* Begin ENTRIES PROVIDED *
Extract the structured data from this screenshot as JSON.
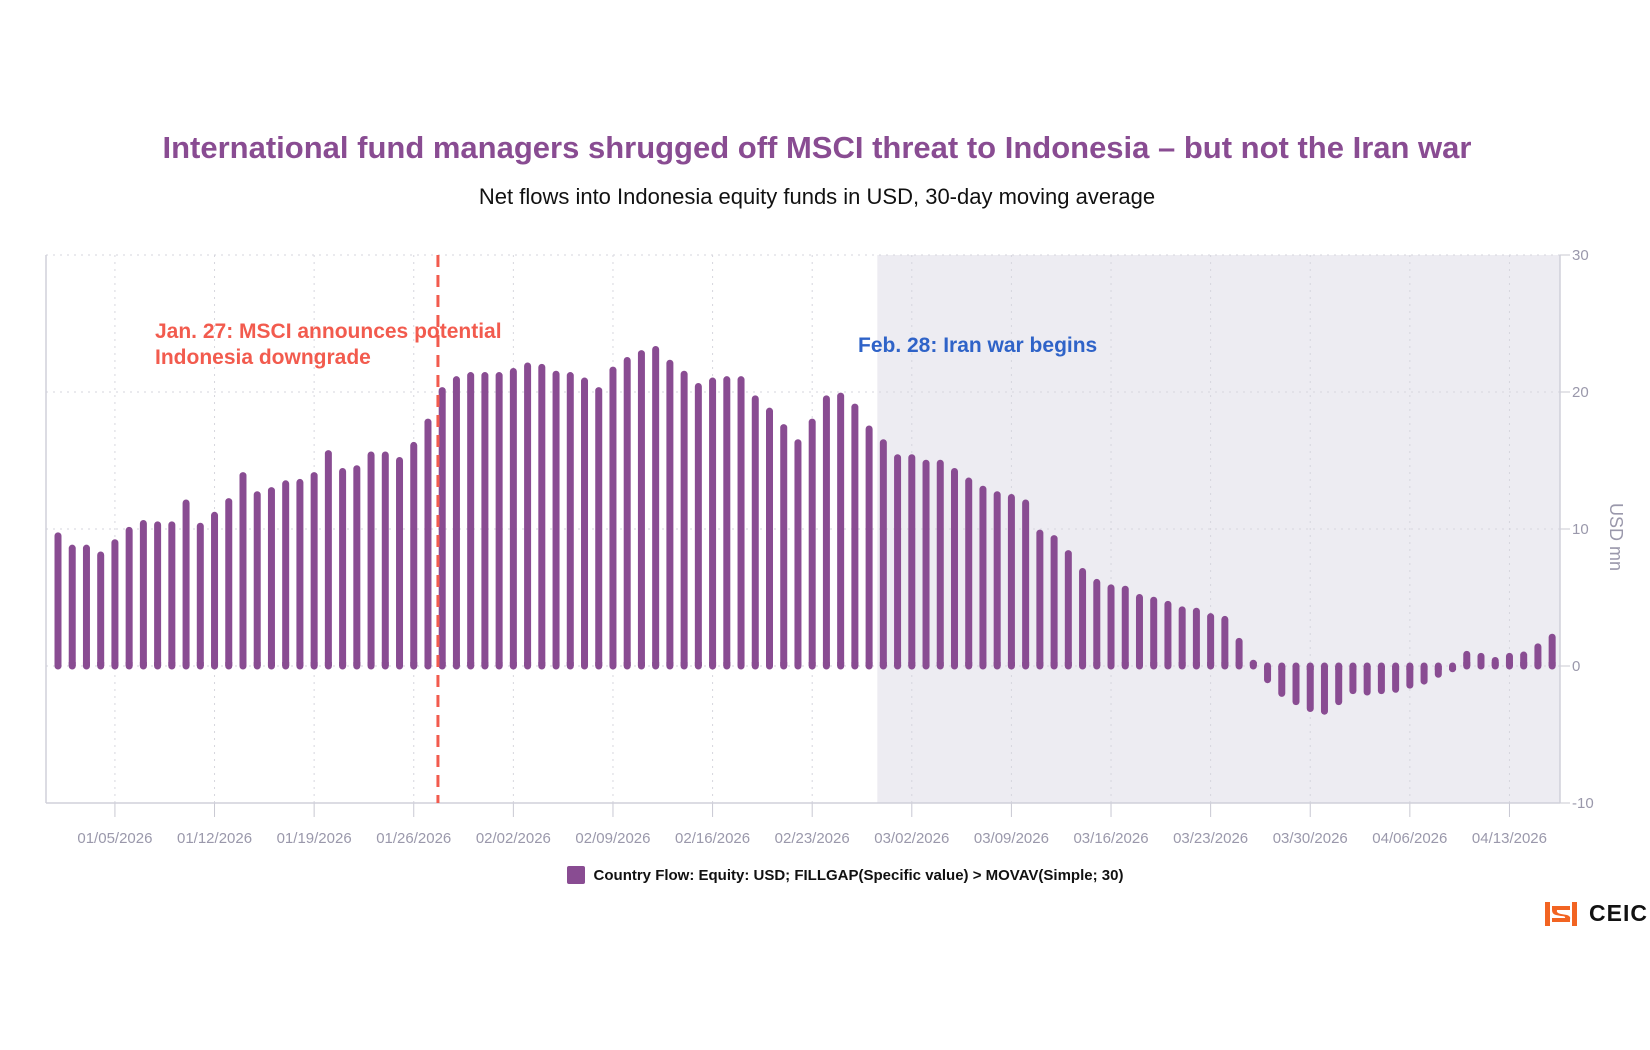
{
  "chart_data": {
    "type": "bar",
    "title": "International fund managers shrugged off MSCI threat to Indonesia – but not the Iran war",
    "subtitle": "Net flows into Indonesia equity funds in USD, 30-day moving average",
    "ylabel": "USD mn",
    "xlabel": "",
    "ylim": [
      -10,
      30
    ],
    "yticks": [
      30,
      20,
      10,
      0,
      -10
    ],
    "grid": true,
    "x_start": "01/01/2026",
    "x_end": "04/16/2026",
    "xtick_labels": [
      "01/05/2026",
      "01/12/2026",
      "01/19/2026",
      "01/26/2026",
      "02/02/2026",
      "02/09/2026",
      "02/16/2026",
      "02/23/2026",
      "03/02/2026",
      "03/09/2026",
      "03/16/2026",
      "03/23/2026",
      "03/30/2026",
      "04/06/2026",
      "04/13/2026"
    ],
    "xtick_day_offsets": [
      4,
      11,
      18,
      25,
      32,
      39,
      46,
      53,
      60,
      67,
      74,
      81,
      88,
      95,
      102
    ],
    "series": [
      {
        "name": "Country Flow: Equity: USD; FILLGAP(Specific value) > MOVAV(Simple; 30)",
        "color": "#894c92",
        "values": [
          9.5,
          8.6,
          8.6,
          8.1,
          9.0,
          9.9,
          10.4,
          10.3,
          10.3,
          11.9,
          10.2,
          11.0,
          12.0,
          13.9,
          12.5,
          12.8,
          13.3,
          13.4,
          13.9,
          15.5,
          14.2,
          14.4,
          15.4,
          15.4,
          15.0,
          16.1,
          17.8,
          20.1,
          20.9,
          21.2,
          21.2,
          21.2,
          21.5,
          21.9,
          21.8,
          21.3,
          21.2,
          20.8,
          20.1,
          21.6,
          22.3,
          22.8,
          23.1,
          22.1,
          21.3,
          20.4,
          20.8,
          20.9,
          20.9,
          19.5,
          18.6,
          17.4,
          16.3,
          17.8,
          19.5,
          19.7,
          18.9,
          17.3,
          16.3,
          15.2,
          15.2,
          14.8,
          14.8,
          14.2,
          13.5,
          12.9,
          12.5,
          12.3,
          11.9,
          9.7,
          9.3,
          8.2,
          6.9,
          6.1,
          5.7,
          5.6,
          5.0,
          4.8,
          4.5,
          4.1,
          4.0,
          3.6,
          3.4,
          1.8,
          0.2,
          -1.0,
          -2.0,
          -2.6,
          -3.1,
          -3.3,
          -2.6,
          -1.8,
          -1.9,
          -1.8,
          -1.7,
          -1.4,
          -1.1,
          -0.6,
          -0.2,
          0.85,
          0.7,
          0.4,
          0.7,
          0.8,
          1.4,
          2.1
        ]
      }
    ],
    "annotations": [
      {
        "type": "vline",
        "day_offset": 26.7,
        "date": "01/27/2026",
        "color": "#f25b4e",
        "style": "dashed",
        "text": [
          "Jan. 27: MSCI announces potential",
          "Indonesia downgrade"
        ]
      },
      {
        "type": "shaded_region",
        "start_day_offset": 58,
        "start_date": "02/28/2026",
        "end": "plot-end",
        "color": "#edecf2",
        "text": [
          "Feb. 28: Iran war begins"
        ],
        "text_color": "#2f63c8"
      }
    ],
    "legend_position": "bottom-center"
  },
  "legend": {
    "label": "Country Flow: Equity: USD; FILLGAP(Specific value) > MOVAV(Simple; 30)"
  },
  "brand": {
    "name": "CEIC",
    "color": "#f26422"
  }
}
* End ENTRIES PROVIDED *
■ REQUEST ■
Any pictures should be dropped; transcribe the rest of the records above exactly.

■ ANSWER TO THE EXERCISE ■
Extract the structured data from this screenshot as JSON.
{
  "chart_data": {
    "type": "bar",
    "title": "International fund managers shrugged off MSCI threat to Indonesia – but not the Iran war",
    "subtitle": "Net flows into Indonesia equity funds in USD, 30-day moving average",
    "ylabel": "USD mn",
    "xlabel": "",
    "ylim": [
      -10,
      30
    ],
    "yticks": [
      30,
      20,
      10,
      0,
      -10
    ],
    "grid": true,
    "x_start": "01/01/2026",
    "x_end": "04/16/2026",
    "xtick_labels": [
      "01/05/2026",
      "01/12/2026",
      "01/19/2026",
      "01/26/2026",
      "02/02/2026",
      "02/09/2026",
      "02/16/2026",
      "02/23/2026",
      "03/02/2026",
      "03/09/2026",
      "03/16/2026",
      "03/23/2026",
      "03/30/2026",
      "04/06/2026",
      "04/13/2026"
    ],
    "xtick_day_offsets": [
      4,
      11,
      18,
      25,
      32,
      39,
      46,
      53,
      60,
      67,
      74,
      81,
      88,
      95,
      102
    ],
    "series": [
      {
        "name": "Country Flow: Equity: USD; FILLGAP(Specific value) > MOVAV(Simple; 30)",
        "color": "#894c92",
        "values": [
          9.5,
          8.6,
          8.6,
          8.1,
          9.0,
          9.9,
          10.4,
          10.3,
          10.3,
          11.9,
          10.2,
          11.0,
          12.0,
          13.9,
          12.5,
          12.8,
          13.3,
          13.4,
          13.9,
          15.5,
          14.2,
          14.4,
          15.4,
          15.4,
          15.0,
          16.1,
          17.8,
          20.1,
          20.9,
          21.2,
          21.2,
          21.2,
          21.5,
          21.9,
          21.8,
          21.3,
          21.2,
          20.8,
          20.1,
          21.6,
          22.3,
          22.8,
          23.1,
          22.1,
          21.3,
          20.4,
          20.8,
          20.9,
          20.9,
          19.5,
          18.6,
          17.4,
          16.3,
          17.8,
          19.5,
          19.7,
          18.9,
          17.3,
          16.3,
          15.2,
          15.2,
          14.8,
          14.8,
          14.2,
          13.5,
          12.9,
          12.5,
          12.3,
          11.9,
          9.7,
          9.3,
          8.2,
          6.9,
          6.1,
          5.7,
          5.6,
          5.0,
          4.8,
          4.5,
          4.1,
          4.0,
          3.6,
          3.4,
          1.8,
          0.2,
          -1.0,
          -2.0,
          -2.6,
          -3.1,
          -3.3,
          -2.6,
          -1.8,
          -1.9,
          -1.8,
          -1.7,
          -1.4,
          -1.1,
          -0.6,
          -0.2,
          0.85,
          0.7,
          0.4,
          0.7,
          0.8,
          1.4,
          2.1
        ]
      }
    ],
    "annotations": [
      {
        "type": "vline",
        "day_offset": 26.7,
        "date": "01/27/2026",
        "color": "#f25b4e",
        "style": "dashed",
        "text": [
          "Jan. 27: MSCI announces potential",
          "Indonesia downgrade"
        ]
      },
      {
        "type": "shaded_region",
        "start_day_offset": 58,
        "start_date": "02/28/2026",
        "end": "plot-end",
        "color": "#edecf2",
        "text": [
          "Feb. 28: Iran war begins"
        ],
        "text_color": "#2f63c8"
      }
    ],
    "legend_position": "bottom-center"
  },
  "legend": {
    "label": "Country Flow: Equity: USD; FILLGAP(Specific value) > MOVAV(Simple; 30)"
  },
  "brand": {
    "name": "CEIC",
    "color": "#f26422"
  }
}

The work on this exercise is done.